-- WHAT IS BEING ASKED --
Write the material out again exactly.
::::
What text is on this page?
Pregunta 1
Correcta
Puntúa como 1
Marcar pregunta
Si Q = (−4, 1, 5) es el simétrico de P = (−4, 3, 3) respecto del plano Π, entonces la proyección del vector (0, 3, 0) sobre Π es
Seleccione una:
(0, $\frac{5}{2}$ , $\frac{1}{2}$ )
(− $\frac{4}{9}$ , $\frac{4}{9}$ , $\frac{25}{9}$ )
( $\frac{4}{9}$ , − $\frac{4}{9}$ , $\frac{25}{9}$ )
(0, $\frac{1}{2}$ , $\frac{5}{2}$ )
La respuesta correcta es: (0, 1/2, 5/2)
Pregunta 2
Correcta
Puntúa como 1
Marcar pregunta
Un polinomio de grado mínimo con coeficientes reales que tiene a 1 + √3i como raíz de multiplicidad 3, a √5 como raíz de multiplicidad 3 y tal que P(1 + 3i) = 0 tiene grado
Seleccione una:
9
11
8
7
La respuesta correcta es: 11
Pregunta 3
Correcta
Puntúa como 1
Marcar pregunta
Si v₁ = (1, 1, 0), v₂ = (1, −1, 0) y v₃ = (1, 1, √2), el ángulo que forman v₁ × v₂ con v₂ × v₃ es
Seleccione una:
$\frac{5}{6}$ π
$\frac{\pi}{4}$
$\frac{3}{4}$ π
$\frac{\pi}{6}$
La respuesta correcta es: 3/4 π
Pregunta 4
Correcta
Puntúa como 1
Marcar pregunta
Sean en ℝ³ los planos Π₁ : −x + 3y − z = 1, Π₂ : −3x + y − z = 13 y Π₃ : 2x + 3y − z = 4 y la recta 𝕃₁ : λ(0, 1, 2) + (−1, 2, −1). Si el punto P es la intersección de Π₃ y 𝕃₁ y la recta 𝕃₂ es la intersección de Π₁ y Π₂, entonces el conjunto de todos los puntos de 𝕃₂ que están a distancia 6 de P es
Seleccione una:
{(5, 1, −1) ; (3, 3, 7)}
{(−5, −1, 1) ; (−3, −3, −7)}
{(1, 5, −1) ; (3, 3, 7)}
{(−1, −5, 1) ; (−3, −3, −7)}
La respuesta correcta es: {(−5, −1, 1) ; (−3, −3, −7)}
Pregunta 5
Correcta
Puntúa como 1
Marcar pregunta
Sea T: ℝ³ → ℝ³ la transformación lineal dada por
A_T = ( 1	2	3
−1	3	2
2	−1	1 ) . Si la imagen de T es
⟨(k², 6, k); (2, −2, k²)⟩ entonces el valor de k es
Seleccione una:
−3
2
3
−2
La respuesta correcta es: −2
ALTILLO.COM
::::
-- ANSWER TO THE TASK --
What text is on this page?
Pregunta 1
Correcta
Puntúa como 1
Marcar pregunta
Si Q = (−4, 1, 5) es el simétrico de P = (−4, 3, 3) respecto del plano Π, entonces la proyección del vector (0, 3, 0) sobre Π es
Seleccione una:
(0, $\frac{5}{2}$ , $\frac{1}{2}$ )
(− $\frac{4}{9}$ , $\frac{4}{9}$ , $\frac{25}{9}$ )
( $\frac{4}{9}$ , − $\frac{4}{9}$ , $\frac{25}{9}$ )
(0, $\frac{1}{2}$ , $\frac{5}{2}$ )
La respuesta correcta es: (0, 1/2, 5/2)
Pregunta 2
Correcta
Puntúa como 1
Marcar pregunta
Un polinomio de grado mínimo con coeficientes reales que tiene a 1 + √3i como raíz de multiplicidad 3, a √5 como raíz de multiplicidad 3 y tal que P(1 + 3i) = 0 tiene grado
Seleccione una:
9
11
8
7
La respuesta correcta es: 11
Pregunta 3
Correcta
Puntúa como 1
Marcar pregunta
Si v₁ = (1, 1, 0), v₂ = (1, −1, 0) y v₃ = (1, 1, √2), el ángulo que forman v₁ × v₂ con v₂ × v₃ es
Seleccione una:
$\frac{5}{6}$ π
$\frac{\pi}{4}$
$\frac{3}{4}$ π
$\frac{\pi}{6}$
La respuesta correcta es: 3/4 π
Pregunta 4
Correcta
Puntúa como 1
Marcar pregunta
Sean en ℝ³ los planos Π₁ : −x + 3y − z = 1, Π₂ : −3x + y − z = 13 y Π₃ : 2x + 3y − z = 4 y la recta 𝕃₁ : λ(0, 1, 2) + (−1, 2, −1). Si el punto P es la intersección de Π₃ y 𝕃₁ y la recta 𝕃₂ es la intersección de Π₁ y Π₂, entonces el conjunto de todos los puntos de 𝕃₂ que están a distancia 6 de P es
Seleccione una:
{(5, 1, −1) ; (3, 3, 7)}
{(−5, −1, 1) ; (−3, −3, −7)}
{(1, 5, −1) ; (3, 3, 7)}
{(−1, −5, 1) ; (−3, −3, −7)}
La respuesta correcta es: {(−5, −1, 1) ; (−3, −3, −7)}
Pregunta 5
Correcta
Puntúa como 1
Marcar pregunta
Sea T: ℝ³ → ℝ³ la transformación lineal dada por
A_T = ( 1	2	3
−1	3	2
2	−1	1 ) . Si la imagen de T es
⟨(k², 6, k); (2, −2, k²)⟩ entonces el valor de k es
Seleccione una:
−3
2
3
−2
La respuesta correcta es: −2
ALTILLO.COM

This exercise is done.